Start of MATERIAL FOR THE TASK
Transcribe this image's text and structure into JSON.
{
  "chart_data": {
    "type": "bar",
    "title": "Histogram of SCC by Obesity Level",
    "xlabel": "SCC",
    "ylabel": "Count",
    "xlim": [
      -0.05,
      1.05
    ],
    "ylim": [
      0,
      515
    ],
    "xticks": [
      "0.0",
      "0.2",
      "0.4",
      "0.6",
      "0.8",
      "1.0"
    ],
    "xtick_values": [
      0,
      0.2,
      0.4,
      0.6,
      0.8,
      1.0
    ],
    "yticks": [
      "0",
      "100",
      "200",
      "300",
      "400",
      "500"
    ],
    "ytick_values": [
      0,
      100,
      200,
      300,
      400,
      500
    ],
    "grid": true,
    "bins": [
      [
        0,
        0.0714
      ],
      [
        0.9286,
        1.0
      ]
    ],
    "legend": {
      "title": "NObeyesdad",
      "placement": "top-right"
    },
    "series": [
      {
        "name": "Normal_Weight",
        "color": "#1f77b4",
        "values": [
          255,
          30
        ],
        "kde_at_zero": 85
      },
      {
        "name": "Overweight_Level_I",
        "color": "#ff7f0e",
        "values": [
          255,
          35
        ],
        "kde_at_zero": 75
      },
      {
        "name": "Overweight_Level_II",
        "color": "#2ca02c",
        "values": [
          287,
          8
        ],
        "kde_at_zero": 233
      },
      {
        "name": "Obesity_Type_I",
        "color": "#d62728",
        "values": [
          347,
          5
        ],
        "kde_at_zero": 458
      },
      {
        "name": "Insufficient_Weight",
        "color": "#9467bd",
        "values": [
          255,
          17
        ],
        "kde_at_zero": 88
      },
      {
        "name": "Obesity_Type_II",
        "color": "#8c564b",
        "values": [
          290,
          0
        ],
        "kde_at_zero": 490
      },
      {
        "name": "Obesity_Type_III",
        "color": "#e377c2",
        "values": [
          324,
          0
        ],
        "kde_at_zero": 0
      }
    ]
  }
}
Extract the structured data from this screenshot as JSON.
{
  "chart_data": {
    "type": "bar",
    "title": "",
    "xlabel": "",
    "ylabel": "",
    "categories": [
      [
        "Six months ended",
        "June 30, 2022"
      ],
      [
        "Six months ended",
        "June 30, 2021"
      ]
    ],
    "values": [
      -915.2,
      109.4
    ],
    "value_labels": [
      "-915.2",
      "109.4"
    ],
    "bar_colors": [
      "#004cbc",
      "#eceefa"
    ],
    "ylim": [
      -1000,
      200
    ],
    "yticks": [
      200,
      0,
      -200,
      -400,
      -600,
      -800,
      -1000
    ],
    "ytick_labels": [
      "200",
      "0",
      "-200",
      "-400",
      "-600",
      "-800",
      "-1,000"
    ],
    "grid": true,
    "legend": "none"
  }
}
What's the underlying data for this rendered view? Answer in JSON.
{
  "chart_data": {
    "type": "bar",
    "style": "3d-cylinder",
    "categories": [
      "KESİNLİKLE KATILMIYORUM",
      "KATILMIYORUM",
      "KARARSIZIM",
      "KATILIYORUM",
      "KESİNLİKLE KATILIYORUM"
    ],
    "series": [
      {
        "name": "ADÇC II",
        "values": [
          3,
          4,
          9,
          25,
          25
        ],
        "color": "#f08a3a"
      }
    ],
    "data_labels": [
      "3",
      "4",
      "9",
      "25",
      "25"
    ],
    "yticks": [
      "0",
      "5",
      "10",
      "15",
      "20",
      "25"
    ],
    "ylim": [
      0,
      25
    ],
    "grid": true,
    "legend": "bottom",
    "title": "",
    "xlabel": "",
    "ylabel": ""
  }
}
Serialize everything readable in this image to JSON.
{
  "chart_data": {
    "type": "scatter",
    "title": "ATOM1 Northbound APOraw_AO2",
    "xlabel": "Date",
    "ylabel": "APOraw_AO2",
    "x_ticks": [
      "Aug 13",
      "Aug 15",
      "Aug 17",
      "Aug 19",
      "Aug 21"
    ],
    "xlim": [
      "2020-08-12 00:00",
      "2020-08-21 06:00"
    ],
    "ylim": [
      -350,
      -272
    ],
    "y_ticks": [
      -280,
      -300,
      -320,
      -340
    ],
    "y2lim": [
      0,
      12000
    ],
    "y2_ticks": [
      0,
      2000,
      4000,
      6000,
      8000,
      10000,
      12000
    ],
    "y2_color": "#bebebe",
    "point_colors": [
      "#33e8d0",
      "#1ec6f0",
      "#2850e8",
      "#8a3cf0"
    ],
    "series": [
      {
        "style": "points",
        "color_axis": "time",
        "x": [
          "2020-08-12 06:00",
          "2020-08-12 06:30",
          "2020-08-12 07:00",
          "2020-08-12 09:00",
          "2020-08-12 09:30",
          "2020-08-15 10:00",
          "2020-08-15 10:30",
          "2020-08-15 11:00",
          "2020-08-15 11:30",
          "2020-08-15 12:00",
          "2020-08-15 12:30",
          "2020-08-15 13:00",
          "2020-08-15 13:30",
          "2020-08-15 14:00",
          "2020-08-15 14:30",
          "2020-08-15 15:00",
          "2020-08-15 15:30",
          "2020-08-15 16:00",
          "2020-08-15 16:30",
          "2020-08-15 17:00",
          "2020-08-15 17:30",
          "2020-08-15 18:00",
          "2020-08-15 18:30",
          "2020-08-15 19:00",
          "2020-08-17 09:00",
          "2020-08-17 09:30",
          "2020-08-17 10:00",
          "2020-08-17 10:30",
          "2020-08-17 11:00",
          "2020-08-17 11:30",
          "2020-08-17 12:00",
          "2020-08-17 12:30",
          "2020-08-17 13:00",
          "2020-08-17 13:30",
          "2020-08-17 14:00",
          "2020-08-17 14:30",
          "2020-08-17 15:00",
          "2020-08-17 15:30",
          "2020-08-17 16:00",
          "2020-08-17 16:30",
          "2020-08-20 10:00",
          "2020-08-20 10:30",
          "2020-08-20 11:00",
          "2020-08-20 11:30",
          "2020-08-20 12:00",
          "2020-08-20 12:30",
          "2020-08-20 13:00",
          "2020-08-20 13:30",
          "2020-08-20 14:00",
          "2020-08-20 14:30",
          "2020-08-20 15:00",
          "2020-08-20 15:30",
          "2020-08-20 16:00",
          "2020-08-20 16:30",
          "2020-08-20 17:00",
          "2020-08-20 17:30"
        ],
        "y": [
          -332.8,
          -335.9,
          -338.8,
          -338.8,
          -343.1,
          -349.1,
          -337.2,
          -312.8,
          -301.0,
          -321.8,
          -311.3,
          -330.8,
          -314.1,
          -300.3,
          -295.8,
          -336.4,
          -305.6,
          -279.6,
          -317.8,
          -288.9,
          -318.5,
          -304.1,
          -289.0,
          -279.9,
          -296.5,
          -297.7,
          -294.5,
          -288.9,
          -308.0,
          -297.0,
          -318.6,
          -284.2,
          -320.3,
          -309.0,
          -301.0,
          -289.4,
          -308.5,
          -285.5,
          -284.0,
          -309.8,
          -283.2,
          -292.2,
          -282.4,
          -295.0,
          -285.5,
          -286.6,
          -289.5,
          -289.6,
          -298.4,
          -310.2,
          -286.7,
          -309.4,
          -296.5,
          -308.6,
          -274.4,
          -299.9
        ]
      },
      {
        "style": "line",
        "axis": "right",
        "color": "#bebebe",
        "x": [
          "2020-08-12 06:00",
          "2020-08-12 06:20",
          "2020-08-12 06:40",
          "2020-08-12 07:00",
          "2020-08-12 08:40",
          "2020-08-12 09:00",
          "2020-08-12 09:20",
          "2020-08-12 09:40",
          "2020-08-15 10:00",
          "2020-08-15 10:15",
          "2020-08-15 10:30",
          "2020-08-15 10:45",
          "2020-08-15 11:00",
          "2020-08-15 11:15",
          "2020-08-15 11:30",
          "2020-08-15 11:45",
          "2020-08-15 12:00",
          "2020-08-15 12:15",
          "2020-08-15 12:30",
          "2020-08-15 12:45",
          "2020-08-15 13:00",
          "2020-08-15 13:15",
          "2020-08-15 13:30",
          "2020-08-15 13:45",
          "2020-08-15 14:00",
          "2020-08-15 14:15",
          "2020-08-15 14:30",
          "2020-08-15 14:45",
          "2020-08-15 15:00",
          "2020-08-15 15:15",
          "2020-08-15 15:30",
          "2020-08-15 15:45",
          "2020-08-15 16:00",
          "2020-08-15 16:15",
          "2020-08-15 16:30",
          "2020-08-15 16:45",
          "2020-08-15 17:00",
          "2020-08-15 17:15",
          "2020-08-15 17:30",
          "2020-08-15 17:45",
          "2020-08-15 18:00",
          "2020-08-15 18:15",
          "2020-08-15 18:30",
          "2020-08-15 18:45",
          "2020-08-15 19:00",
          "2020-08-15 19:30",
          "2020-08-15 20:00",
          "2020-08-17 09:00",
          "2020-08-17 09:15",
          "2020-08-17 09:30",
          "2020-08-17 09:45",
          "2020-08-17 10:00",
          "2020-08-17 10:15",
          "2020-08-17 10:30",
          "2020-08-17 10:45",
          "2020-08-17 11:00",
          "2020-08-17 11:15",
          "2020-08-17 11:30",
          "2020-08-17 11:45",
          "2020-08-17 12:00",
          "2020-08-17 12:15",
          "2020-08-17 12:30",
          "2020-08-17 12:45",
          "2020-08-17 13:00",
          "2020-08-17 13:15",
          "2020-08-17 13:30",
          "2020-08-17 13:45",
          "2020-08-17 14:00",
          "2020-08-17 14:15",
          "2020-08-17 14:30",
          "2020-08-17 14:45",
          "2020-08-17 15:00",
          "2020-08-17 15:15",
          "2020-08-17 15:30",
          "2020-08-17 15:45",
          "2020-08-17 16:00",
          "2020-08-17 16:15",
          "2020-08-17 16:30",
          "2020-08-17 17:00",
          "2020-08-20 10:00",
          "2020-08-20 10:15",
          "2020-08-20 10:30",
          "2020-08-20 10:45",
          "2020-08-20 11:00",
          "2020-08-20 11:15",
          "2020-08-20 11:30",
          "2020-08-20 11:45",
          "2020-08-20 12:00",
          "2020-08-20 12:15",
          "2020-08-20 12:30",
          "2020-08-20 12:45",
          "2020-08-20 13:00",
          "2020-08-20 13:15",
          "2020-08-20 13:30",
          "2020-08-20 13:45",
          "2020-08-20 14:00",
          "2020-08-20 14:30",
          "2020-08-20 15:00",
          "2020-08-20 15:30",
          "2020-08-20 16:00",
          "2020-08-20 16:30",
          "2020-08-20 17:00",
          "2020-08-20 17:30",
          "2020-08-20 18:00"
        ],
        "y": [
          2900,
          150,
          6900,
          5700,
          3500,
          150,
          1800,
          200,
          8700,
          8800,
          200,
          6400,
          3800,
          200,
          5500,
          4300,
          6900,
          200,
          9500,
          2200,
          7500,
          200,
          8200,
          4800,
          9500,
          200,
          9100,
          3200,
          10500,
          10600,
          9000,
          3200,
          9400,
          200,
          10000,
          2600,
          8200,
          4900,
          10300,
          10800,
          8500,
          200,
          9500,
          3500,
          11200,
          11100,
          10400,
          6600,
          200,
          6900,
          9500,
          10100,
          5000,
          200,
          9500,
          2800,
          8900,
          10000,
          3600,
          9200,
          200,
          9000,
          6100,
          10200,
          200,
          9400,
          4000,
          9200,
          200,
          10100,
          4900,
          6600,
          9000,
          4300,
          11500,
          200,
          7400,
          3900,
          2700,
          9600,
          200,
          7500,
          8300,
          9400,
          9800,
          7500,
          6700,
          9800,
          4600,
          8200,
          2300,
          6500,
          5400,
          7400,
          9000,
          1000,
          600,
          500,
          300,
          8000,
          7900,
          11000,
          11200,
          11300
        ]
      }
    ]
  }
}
End of MATERIAL FOR THE TASK
WHAT THE TASK ASKS:
Take every line from the data above that holds "this" and copy it out.

FULL OUTPUT:
Transcribe this image's text and structure into JSON.
Extract the structured data from this screenshot as JSON.
What's the underlying data for this rendered view? Answer in JSON.
Serialize everything readable in this image to JSON.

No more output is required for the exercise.